_Given exercise_
The listing below should be printed exactly, every line of it. Skip the pictures.

_Records provided_

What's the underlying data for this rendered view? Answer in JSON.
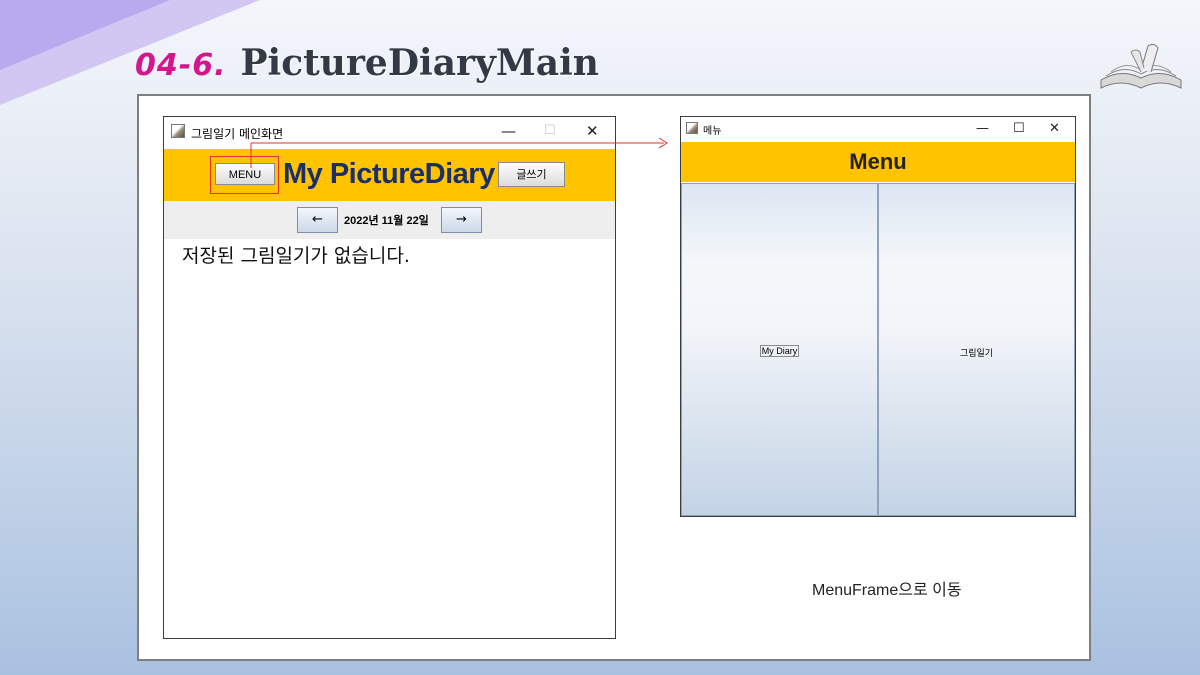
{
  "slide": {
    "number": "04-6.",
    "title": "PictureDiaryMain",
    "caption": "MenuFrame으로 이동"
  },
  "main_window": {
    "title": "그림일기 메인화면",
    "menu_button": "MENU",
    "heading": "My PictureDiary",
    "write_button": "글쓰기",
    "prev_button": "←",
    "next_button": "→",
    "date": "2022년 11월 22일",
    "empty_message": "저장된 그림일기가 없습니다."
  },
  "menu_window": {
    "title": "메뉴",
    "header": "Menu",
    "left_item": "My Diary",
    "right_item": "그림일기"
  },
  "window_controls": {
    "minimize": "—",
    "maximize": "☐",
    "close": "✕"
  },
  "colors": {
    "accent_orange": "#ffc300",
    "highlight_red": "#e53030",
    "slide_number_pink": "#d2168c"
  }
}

_The response_
What's the underlying data for this rendered view? Answer in JSON.
{
  "slide": {
    "number": "04-6.",
    "title": "PictureDiaryMain",
    "caption": "MenuFrame으로 이동"
  },
  "main_window": {
    "title": "그림일기 메인화면",
    "menu_button": "MENU",
    "heading": "My PictureDiary",
    "write_button": "글쓰기",
    "prev_button": "←",
    "next_button": "→",
    "date": "2022년 11월 22일",
    "empty_message": "저장된 그림일기가 없습니다."
  },
  "menu_window": {
    "title": "메뉴",
    "header": "Menu",
    "left_item": "My Diary",
    "right_item": "그림일기"
  },
  "window_controls": {
    "minimize": "—",
    "maximize": "☐",
    "close": "✕"
  },
  "colors": {
    "accent_orange": "#ffc300",
    "highlight_red": "#e53030",
    "slide_number_pink": "#d2168c"
  }
}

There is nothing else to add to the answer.